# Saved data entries

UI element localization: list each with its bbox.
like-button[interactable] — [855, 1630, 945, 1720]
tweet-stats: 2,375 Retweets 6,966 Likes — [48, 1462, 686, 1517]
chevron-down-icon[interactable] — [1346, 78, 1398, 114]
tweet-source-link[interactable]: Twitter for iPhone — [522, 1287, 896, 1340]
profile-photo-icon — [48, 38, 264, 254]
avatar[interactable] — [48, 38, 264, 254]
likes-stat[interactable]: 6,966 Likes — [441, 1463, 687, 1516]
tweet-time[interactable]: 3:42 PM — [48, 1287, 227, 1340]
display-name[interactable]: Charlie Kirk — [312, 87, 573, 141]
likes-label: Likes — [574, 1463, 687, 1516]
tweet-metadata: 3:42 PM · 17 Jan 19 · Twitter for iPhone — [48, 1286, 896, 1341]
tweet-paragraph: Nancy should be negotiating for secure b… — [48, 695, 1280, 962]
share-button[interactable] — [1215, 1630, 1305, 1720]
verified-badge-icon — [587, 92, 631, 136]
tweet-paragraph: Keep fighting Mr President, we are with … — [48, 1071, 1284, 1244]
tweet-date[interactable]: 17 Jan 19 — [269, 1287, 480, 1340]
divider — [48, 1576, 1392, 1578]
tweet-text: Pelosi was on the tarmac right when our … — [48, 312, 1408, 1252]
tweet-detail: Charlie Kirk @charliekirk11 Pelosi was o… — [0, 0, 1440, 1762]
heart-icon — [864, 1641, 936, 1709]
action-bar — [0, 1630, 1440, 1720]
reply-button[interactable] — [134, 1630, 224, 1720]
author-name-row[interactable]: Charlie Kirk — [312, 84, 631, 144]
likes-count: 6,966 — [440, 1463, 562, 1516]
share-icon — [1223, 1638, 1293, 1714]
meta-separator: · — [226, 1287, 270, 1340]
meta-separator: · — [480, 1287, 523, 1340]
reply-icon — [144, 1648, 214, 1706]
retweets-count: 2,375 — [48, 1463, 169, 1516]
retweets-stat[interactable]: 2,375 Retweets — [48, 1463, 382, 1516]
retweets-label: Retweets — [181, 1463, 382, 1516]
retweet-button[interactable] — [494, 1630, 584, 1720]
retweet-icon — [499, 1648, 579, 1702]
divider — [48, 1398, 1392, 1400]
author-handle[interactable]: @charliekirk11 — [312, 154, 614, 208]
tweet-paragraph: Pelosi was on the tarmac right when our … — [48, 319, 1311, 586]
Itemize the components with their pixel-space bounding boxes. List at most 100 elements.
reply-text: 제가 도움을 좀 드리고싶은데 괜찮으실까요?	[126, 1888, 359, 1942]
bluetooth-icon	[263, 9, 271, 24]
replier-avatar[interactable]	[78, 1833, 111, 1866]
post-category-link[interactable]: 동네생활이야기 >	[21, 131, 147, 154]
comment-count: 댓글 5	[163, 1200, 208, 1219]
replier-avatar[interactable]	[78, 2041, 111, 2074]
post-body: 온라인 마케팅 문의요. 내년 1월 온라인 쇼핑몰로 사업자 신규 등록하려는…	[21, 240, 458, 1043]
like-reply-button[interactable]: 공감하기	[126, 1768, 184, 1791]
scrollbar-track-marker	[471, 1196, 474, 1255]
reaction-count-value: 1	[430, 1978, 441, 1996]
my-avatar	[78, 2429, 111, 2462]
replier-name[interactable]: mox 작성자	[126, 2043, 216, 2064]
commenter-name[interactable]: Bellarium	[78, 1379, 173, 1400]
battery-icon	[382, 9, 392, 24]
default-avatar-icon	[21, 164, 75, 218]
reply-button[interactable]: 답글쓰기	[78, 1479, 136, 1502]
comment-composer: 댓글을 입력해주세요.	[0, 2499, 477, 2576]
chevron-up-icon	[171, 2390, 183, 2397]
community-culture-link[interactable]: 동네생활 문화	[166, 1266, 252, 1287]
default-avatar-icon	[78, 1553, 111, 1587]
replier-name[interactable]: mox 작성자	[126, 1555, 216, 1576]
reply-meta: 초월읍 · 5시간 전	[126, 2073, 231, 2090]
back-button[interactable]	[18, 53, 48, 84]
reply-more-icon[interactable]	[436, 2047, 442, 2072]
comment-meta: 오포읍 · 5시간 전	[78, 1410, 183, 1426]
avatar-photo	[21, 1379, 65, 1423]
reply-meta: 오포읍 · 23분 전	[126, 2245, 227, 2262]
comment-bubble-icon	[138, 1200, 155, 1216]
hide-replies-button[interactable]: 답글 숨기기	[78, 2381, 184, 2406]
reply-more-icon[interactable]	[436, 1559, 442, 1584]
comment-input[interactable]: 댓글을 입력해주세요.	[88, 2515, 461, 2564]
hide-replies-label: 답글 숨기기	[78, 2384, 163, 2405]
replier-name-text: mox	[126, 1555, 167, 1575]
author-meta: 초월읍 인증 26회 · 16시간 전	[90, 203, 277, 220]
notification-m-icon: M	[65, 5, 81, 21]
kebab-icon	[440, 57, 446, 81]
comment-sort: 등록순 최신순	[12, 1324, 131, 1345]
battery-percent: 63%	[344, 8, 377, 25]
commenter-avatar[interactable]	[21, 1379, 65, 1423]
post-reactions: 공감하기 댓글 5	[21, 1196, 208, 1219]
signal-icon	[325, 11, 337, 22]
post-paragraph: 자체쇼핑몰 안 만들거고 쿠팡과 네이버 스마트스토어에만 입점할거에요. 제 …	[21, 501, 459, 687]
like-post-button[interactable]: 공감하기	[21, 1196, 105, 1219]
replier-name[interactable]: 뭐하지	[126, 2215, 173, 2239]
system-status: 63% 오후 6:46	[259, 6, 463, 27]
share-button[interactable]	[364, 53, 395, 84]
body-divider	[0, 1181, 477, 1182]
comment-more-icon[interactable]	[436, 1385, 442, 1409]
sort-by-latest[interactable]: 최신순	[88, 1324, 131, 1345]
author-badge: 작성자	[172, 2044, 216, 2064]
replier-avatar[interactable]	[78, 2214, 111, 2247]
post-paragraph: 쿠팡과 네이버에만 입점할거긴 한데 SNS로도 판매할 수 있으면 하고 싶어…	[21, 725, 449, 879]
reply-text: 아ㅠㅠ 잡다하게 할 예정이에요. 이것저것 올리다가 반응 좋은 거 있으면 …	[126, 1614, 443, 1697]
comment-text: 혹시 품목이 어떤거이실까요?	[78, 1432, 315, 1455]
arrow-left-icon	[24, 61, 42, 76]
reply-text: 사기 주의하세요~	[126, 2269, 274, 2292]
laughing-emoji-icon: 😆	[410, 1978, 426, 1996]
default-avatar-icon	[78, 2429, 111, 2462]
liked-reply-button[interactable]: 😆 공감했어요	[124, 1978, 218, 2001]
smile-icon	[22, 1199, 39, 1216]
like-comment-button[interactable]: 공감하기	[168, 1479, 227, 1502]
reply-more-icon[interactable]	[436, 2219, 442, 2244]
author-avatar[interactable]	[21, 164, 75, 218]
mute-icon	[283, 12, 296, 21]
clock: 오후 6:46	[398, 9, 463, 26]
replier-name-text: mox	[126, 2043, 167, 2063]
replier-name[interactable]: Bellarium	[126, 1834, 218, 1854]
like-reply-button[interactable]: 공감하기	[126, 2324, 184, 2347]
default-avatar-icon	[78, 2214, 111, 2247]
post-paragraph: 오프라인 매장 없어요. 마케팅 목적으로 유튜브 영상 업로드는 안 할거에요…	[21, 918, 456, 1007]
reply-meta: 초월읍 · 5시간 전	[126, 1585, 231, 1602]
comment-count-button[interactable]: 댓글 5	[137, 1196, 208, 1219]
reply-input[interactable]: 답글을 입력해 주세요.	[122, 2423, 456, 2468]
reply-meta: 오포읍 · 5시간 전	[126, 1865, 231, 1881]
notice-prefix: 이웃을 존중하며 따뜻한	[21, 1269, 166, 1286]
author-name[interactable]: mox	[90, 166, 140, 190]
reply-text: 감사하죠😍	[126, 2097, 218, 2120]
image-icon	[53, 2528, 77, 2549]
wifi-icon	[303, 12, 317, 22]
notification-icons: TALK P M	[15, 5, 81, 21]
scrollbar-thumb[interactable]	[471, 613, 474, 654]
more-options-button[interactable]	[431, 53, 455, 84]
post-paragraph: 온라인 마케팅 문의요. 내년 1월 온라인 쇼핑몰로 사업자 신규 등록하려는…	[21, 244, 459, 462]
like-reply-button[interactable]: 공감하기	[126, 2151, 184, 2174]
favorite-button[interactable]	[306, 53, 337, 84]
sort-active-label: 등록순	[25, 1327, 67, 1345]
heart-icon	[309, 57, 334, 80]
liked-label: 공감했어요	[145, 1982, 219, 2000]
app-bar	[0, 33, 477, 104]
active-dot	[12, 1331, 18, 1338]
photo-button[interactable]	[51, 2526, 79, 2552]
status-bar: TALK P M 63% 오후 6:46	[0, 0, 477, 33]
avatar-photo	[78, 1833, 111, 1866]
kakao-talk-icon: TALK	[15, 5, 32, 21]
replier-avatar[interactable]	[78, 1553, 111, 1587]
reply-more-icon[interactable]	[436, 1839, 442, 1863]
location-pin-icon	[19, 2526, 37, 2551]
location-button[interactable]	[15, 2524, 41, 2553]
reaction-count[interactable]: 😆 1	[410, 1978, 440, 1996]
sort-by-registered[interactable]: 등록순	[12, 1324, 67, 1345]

# Directions
Copy the records word for word, from their first line through the line containing "9, 271, 24]", including both.

# Full output
UI element localization: list each with its bbox.
like-button[interactable] — [855, 1630, 945, 1720]
tweet-stats: 2,375 Retweets 6,966 Likes — [48, 1462, 686, 1517]
chevron-down-icon[interactable] — [1346, 78, 1398, 114]
tweet-source-link[interactable]: Twitter for iPhone — [522, 1287, 896, 1340]
profile-photo-icon — [48, 38, 264, 254]
avatar[interactable] — [48, 38, 264, 254]
likes-stat[interactable]: 6,966 Likes — [441, 1463, 687, 1516]
tweet-time[interactable]: 3:42 PM — [48, 1287, 227, 1340]
display-name[interactable]: Charlie Kirk — [312, 87, 573, 141]
likes-label: Likes — [574, 1463, 687, 1516]
tweet-metadata: 3:42 PM · 17 Jan 19 · Twitter for iPhone — [48, 1286, 896, 1341]
tweet-paragraph: Nancy should be negotiating for secure b… — [48, 695, 1280, 962]
share-button[interactable] — [1215, 1630, 1305, 1720]
verified-badge-icon — [587, 92, 631, 136]
tweet-paragraph: Keep fighting Mr President, we are with … — [48, 1071, 1284, 1244]
tweet-date[interactable]: 17 Jan 19 — [269, 1287, 480, 1340]
divider — [48, 1576, 1392, 1578]
tweet-text: Pelosi was on the tarmac right when our … — [48, 312, 1408, 1252]
tweet-detail: Charlie Kirk @charliekirk11 Pelosi was o… — [0, 0, 1440, 1762]
heart-icon — [864, 1641, 936, 1709]
action-bar — [0, 1630, 1440, 1720]
reply-button[interactable] — [134, 1630, 224, 1720]
author-name-row[interactable]: Charlie Kirk — [312, 84, 631, 144]
likes-count: 6,966 — [440, 1463, 562, 1516]
share-icon — [1223, 1638, 1293, 1714]
meta-separator: · — [226, 1287, 270, 1340]
meta-separator: · — [480, 1287, 523, 1340]
reply-icon — [144, 1648, 214, 1706]
retweets-count: 2,375 — [48, 1463, 169, 1516]
retweets-stat[interactable]: 2,375 Retweets — [48, 1463, 382, 1516]
retweets-label: Retweets — [181, 1463, 382, 1516]
retweet-button[interactable] — [494, 1630, 584, 1720]
retweet-icon — [499, 1648, 579, 1702]
divider — [48, 1398, 1392, 1400]
author-handle[interactable]: @charliekirk11 — [312, 154, 614, 208]
tweet-paragraph: Pelosi was on the tarmac right when our … — [48, 319, 1311, 586]
Itemize the components with their pixel-space bounding boxes. List at most 100 elements.
reply-text: 제가 도움을 좀 드리고싶은데 괜찮으실까요?	[126, 1888, 359, 1942]
bluetooth-icon	[263, 9, 271, 24]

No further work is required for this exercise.